Pictures are not part of the copy; repeat everything else in the records exactly.

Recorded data
◇ ◇ ◇

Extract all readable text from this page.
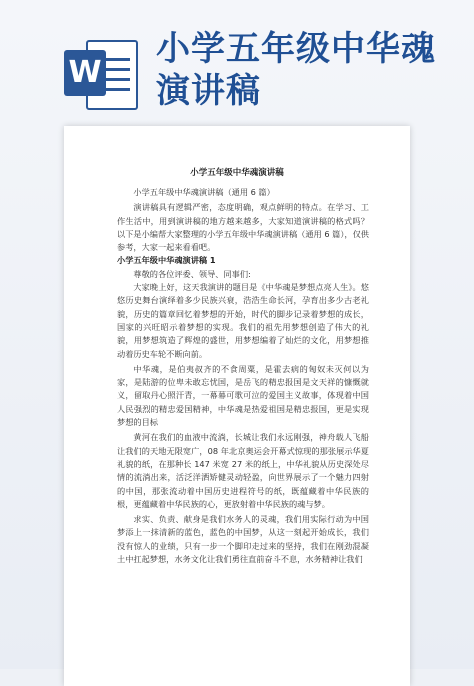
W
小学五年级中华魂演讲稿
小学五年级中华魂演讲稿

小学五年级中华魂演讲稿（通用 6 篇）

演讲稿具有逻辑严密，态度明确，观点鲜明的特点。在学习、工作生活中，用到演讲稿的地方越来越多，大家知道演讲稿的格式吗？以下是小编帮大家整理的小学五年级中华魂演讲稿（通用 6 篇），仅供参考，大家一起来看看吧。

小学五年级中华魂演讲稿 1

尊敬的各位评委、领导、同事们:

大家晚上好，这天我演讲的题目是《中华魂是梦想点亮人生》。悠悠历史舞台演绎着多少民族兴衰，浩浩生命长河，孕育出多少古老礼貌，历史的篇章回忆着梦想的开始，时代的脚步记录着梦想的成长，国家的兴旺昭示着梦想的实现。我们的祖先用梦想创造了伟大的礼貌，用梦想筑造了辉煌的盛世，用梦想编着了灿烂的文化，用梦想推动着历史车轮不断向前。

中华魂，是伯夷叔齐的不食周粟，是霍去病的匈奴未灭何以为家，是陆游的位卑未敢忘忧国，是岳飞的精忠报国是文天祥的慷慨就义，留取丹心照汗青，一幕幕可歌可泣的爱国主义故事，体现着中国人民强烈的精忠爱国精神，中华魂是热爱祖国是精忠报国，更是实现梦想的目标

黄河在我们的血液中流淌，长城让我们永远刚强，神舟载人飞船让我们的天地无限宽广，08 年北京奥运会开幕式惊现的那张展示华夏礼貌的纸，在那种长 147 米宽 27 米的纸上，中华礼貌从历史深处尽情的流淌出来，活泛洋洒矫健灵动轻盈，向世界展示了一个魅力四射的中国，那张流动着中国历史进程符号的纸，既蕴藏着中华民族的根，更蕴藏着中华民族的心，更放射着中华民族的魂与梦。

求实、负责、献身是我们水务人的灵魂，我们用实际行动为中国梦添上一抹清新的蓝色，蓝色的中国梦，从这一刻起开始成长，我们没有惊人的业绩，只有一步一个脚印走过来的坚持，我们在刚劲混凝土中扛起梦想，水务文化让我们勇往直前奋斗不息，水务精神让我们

◇ ◇ ◇

Finished task
Extract all readable text from this page.
W
小学五年级中华魂演讲稿
小学五年级中华魂演讲稿

小学五年级中华魂演讲稿（通用 6 篇）

演讲稿具有逻辑严密，态度明确，观点鲜明的特点。在学习、工作生活中，用到演讲稿的地方越来越多，大家知道演讲稿的格式吗？以下是小编帮大家整理的小学五年级中华魂演讲稿（通用 6 篇），仅供参考，大家一起来看看吧。

小学五年级中华魂演讲稿 1

尊敬的各位评委、领导、同事们:

大家晚上好，这天我演讲的题目是《中华魂是梦想点亮人生》。悠悠历史舞台演绎着多少民族兴衰，浩浩生命长河，孕育出多少古老礼貌，历史的篇章回忆着梦想的开始，时代的脚步记录着梦想的成长，国家的兴旺昭示着梦想的实现。我们的祖先用梦想创造了伟大的礼貌，用梦想筑造了辉煌的盛世，用梦想编着了灿烂的文化，用梦想推动着历史车轮不断向前。

中华魂，是伯夷叔齐的不食周粟，是霍去病的匈奴未灭何以为家，是陆游的位卑未敢忘忧国，是岳飞的精忠报国是文天祥的慷慨就义，留取丹心照汗青，一幕幕可歌可泣的爱国主义故事，体现着中国人民强烈的精忠爱国精神，中华魂是热爱祖国是精忠报国，更是实现梦想的目标

黄河在我们的血液中流淌，长城让我们永远刚强，神舟载人飞船让我们的天地无限宽广，08 年北京奥运会开幕式惊现的那张展示华夏礼貌的纸，在那种长 147 米宽 27 米的纸上，中华礼貌从历史深处尽情的流淌出来，活泛洋洒矫健灵动轻盈，向世界展示了一个魅力四射的中国，那张流动着中国历史进程符号的纸，既蕴藏着中华民族的根，更蕴藏着中华民族的心，更放射着中华民族的魂与梦。

求实、负责、献身是我们水务人的灵魂，我们用实际行动为中国梦添上一抹清新的蓝色，蓝色的中国梦，从这一刻起开始成长，我们没有惊人的业绩，只有一步一个脚印走过来的坚持，我们在刚劲混凝土中扛起梦想，水务文化让我们勇往直前奋斗不息，水务精神让我们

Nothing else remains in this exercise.